--- begin RECORDS FOR PROCESSING ---
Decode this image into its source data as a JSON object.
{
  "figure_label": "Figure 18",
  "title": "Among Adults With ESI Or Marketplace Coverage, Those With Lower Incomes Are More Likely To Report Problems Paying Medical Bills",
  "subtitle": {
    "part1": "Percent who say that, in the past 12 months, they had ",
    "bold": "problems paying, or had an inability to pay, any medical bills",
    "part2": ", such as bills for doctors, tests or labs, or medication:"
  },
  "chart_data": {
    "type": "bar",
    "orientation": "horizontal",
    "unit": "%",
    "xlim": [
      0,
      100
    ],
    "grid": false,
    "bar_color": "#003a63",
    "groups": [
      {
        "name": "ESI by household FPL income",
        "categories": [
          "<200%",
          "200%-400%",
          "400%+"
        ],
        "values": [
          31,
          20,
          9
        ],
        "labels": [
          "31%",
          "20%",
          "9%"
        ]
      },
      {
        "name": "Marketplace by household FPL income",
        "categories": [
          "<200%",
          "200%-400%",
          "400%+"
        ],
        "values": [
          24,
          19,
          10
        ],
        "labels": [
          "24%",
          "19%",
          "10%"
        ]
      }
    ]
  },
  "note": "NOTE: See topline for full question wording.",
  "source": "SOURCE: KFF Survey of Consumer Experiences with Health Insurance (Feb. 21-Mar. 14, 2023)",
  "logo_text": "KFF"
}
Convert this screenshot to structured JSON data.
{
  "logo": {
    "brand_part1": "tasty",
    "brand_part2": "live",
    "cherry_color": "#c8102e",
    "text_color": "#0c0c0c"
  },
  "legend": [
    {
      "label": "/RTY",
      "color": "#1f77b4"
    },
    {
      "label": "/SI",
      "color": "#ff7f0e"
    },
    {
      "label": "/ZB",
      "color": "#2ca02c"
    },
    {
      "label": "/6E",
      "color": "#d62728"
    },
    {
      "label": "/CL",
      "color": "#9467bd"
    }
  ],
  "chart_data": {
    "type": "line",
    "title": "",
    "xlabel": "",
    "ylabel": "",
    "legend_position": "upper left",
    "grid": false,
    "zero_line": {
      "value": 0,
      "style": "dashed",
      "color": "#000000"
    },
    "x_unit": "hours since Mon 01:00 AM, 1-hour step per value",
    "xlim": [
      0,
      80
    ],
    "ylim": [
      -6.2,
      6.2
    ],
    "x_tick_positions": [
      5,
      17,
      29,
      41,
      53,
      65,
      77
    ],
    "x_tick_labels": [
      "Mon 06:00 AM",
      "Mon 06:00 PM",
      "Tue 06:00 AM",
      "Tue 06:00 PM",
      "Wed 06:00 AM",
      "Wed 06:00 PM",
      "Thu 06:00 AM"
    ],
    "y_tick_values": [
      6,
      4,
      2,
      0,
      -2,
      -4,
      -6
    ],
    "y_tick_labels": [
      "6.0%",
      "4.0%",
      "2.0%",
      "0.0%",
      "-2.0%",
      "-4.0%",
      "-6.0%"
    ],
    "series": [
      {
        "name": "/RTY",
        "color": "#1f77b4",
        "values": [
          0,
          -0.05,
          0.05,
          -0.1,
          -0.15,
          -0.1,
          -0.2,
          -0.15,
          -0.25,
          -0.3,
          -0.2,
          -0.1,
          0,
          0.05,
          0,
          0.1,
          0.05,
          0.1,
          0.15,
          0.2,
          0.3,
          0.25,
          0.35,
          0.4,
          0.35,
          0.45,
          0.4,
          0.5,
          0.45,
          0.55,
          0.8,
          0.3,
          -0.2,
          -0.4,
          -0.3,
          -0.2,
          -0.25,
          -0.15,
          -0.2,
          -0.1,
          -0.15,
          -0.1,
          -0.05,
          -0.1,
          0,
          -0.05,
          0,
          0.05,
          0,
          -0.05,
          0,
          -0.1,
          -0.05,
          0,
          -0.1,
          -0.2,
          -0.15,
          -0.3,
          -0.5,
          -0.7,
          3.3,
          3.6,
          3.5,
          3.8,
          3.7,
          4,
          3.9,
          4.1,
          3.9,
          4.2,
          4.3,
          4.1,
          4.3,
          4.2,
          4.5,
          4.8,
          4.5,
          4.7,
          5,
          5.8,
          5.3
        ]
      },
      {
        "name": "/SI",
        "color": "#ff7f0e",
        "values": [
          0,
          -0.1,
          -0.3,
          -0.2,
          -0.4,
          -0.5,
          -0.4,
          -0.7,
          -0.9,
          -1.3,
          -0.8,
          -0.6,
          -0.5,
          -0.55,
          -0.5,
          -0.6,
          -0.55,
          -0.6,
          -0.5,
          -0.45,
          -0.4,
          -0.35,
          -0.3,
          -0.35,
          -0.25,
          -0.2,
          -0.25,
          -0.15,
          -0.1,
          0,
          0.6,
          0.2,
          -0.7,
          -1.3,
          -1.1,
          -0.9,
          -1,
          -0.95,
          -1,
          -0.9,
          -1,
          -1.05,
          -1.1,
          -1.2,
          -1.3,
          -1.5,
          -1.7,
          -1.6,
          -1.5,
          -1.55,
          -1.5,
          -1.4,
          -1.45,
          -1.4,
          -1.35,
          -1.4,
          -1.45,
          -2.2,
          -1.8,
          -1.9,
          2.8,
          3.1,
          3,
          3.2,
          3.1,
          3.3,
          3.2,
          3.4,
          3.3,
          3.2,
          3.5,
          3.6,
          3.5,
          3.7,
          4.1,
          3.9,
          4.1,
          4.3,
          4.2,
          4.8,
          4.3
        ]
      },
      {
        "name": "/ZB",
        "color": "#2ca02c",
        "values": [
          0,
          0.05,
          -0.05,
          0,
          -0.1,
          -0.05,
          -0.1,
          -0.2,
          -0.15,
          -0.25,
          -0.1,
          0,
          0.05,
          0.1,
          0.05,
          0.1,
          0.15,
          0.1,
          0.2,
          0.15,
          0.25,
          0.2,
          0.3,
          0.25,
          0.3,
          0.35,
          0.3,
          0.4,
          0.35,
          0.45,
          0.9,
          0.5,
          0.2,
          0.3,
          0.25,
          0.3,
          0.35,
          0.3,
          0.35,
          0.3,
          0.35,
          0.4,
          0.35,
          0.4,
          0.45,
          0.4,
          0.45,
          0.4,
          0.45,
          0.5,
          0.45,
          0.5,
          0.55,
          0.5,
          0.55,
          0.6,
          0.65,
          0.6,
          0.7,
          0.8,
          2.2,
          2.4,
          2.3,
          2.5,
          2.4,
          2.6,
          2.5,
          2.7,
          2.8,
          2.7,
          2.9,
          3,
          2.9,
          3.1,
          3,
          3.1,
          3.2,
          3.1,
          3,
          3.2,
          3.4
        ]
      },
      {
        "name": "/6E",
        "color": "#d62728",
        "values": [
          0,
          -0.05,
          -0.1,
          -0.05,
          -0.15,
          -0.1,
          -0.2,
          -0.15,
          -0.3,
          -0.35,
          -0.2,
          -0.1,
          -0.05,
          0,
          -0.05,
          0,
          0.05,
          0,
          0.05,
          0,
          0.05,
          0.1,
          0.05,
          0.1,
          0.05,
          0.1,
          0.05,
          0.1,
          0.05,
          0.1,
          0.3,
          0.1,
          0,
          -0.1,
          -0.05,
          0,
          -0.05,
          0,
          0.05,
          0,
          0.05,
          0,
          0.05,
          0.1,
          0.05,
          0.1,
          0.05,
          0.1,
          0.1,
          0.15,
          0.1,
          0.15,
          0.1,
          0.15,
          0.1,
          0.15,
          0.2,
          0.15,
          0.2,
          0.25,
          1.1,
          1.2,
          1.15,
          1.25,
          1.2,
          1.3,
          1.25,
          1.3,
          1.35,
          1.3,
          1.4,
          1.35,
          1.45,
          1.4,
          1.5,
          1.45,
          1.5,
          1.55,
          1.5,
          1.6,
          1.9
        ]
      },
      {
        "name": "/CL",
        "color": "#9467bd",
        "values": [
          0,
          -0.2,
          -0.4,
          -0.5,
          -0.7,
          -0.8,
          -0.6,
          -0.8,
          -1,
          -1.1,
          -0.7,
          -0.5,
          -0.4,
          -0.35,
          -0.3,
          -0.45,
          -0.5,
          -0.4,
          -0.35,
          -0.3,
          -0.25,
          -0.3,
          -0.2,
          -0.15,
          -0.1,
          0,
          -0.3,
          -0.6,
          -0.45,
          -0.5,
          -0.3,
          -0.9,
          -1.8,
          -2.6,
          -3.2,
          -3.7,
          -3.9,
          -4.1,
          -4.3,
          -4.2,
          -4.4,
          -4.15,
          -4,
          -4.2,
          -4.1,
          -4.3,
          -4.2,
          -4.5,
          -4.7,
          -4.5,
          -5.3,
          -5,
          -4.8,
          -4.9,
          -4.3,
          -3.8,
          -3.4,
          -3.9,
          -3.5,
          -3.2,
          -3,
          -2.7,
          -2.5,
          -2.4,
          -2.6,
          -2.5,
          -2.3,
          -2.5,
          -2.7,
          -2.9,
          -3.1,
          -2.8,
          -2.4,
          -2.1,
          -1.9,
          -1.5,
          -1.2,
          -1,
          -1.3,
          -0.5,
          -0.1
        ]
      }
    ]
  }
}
--- end RECORDS FOR PROCESSING ---
[EXERCISE INSTRUCTIONS]: Copy each line of the listing that holds the word "household".

[ANSWER FOR THIS EXERCISE]:
        "name": "ESI by household FPL income",
        "name": "Marketplace by household FPL income",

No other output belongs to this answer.